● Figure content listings

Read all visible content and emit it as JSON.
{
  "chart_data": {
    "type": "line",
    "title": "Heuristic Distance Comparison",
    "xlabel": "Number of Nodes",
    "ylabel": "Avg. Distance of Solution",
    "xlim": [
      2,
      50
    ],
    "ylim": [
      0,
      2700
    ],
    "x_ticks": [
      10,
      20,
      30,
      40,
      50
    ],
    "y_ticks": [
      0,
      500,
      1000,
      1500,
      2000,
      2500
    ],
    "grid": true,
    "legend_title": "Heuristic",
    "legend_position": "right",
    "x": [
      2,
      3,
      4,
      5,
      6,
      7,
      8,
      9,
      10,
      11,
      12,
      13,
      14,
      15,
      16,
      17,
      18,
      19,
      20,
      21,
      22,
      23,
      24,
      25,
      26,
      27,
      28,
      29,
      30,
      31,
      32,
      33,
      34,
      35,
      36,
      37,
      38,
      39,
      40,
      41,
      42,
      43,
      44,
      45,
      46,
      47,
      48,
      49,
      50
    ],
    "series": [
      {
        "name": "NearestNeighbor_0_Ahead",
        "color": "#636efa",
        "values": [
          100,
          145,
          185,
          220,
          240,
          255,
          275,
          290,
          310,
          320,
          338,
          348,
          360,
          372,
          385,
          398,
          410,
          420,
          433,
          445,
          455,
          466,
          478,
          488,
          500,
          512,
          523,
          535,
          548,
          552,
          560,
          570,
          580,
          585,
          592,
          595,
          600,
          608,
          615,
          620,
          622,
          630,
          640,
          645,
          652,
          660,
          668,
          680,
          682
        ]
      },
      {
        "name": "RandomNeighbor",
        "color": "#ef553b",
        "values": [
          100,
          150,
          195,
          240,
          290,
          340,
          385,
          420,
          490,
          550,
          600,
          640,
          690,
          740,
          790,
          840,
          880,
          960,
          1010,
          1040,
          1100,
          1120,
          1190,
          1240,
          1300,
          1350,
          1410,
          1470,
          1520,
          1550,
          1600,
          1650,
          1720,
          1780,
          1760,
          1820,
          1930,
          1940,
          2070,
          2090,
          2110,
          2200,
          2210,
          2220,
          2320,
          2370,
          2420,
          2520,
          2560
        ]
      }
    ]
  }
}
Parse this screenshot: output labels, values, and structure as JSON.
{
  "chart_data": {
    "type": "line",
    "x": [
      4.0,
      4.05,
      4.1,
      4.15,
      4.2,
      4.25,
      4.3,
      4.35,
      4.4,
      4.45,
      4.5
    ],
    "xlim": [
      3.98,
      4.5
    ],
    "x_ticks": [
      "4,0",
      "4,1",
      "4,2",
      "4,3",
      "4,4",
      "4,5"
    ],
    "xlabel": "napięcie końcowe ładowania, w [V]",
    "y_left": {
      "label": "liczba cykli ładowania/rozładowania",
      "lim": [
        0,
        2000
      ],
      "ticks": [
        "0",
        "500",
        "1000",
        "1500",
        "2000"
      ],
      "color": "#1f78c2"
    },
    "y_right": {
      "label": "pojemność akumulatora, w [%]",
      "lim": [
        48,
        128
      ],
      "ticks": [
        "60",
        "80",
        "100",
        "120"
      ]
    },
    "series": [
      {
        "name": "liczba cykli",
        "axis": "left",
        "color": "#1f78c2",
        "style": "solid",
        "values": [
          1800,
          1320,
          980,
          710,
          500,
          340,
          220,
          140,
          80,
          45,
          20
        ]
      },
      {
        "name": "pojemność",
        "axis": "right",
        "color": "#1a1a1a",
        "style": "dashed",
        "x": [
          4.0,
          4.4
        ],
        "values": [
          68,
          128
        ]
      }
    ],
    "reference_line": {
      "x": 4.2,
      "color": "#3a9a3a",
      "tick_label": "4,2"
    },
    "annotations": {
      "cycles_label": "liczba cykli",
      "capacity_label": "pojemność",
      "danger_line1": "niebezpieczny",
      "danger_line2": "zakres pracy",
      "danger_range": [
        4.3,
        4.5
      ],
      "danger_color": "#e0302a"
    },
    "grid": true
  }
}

● EXERCISE REQUIREMENTS
Go through the data and return every record exactly.

● RESULT OF THE EXERCISE
Read all visible content and emit it as JSON.
{
  "chart_data": {
    "type": "line",
    "title": "Heuristic Distance Comparison",
    "xlabel": "Number of Nodes",
    "ylabel": "Avg. Distance of Solution",
    "xlim": [
      2,
      50
    ],
    "ylim": [
      0,
      2700
    ],
    "x_ticks": [
      10,
      20,
      30,
      40,
      50
    ],
    "y_ticks": [
      0,
      500,
      1000,
      1500,
      2000,
      2500
    ],
    "grid": true,
    "legend_title": "Heuristic",
    "legend_position": "right",
    "x": [
      2,
      3,
      4,
      5,
      6,
      7,
      8,
      9,
      10,
      11,
      12,
      13,
      14,
      15,
      16,
      17,
      18,
      19,
      20,
      21,
      22,
      23,
      24,
      25,
      26,
      27,
      28,
      29,
      30,
      31,
      32,
      33,
      34,
      35,
      36,
      37,
      38,
      39,
      40,
      41,
      42,
      43,
      44,
      45,
      46,
      47,
      48,
      49,
      50
    ],
    "series": [
      {
        "name": "NearestNeighbor_0_Ahead",
        "color": "#636efa",
        "values": [
          100,
          145,
          185,
          220,
          240,
          255,
          275,
          290,
          310,
          320,
          338,
          348,
          360,
          372,
          385,
          398,
          410,
          420,
          433,
          445,
          455,
          466,
          478,
          488,
          500,
          512,
          523,
          535,
          548,
          552,
          560,
          570,
          580,
          585,
          592,
          595,
          600,
          608,
          615,
          620,
          622,
          630,
          640,
          645,
          652,
          660,
          668,
          680,
          682
        ]
      },
      {
        "name": "RandomNeighbor",
        "color": "#ef553b",
        "values": [
          100,
          150,
          195,
          240,
          290,
          340,
          385,
          420,
          490,
          550,
          600,
          640,
          690,
          740,
          790,
          840,
          880,
          960,
          1010,
          1040,
          1100,
          1120,
          1190,
          1240,
          1300,
          1350,
          1410,
          1470,
          1520,
          1550,
          1600,
          1650,
          1720,
          1780,
          1760,
          1820,
          1930,
          1940,
          2070,
          2090,
          2110,
          2200,
          2210,
          2220,
          2320,
          2370,
          2420,
          2520,
          2560
        ]
      }
    ]
  }
}
Parse this screenshot: output labels, values, and structure as JSON.
{
  "chart_data": {
    "type": "line",
    "x": [
      4.0,
      4.05,
      4.1,
      4.15,
      4.2,
      4.25,
      4.3,
      4.35,
      4.4,
      4.45,
      4.5
    ],
    "xlim": [
      3.98,
      4.5
    ],
    "x_ticks": [
      "4,0",
      "4,1",
      "4,2",
      "4,3",
      "4,4",
      "4,5"
    ],
    "xlabel": "napięcie końcowe ładowania, w [V]",
    "y_left": {
      "label": "liczba cykli ładowania/rozładowania",
      "lim": [
        0,
        2000
      ],
      "ticks": [
        "0",
        "500",
        "1000",
        "1500",
        "2000"
      ],
      "color": "#1f78c2"
    },
    "y_right": {
      "label": "pojemność akumulatora, w [%]",
      "lim": [
        48,
        128
      ],
      "ticks": [
        "60",
        "80",
        "100",
        "120"
      ]
    },
    "series": [
      {
        "name": "liczba cykli",
        "axis": "left",
        "color": "#1f78c2",
        "style": "solid",
        "values": [
          1800,
          1320,
          980,
          710,
          500,
          340,
          220,
          140,
          80,
          45,
          20
        ]
      },
      {
        "name": "pojemność",
        "axis": "right",
        "color": "#1a1a1a",
        "style": "dashed",
        "x": [
          4.0,
          4.4
        ],
        "values": [
          68,
          128
        ]
      }
    ],
    "reference_line": {
      "x": 4.2,
      "color": "#3a9a3a",
      "tick_label": "4,2"
    },
    "annotations": {
      "cycles_label": "liczba cykli",
      "capacity_label": "pojemność",
      "danger_line1": "niebezpieczny",
      "danger_line2": "zakres pracy",
      "danger_range": [
        4.3,
        4.5
      ],
      "danger_color": "#e0302a"
    },
    "grid": true
  }
}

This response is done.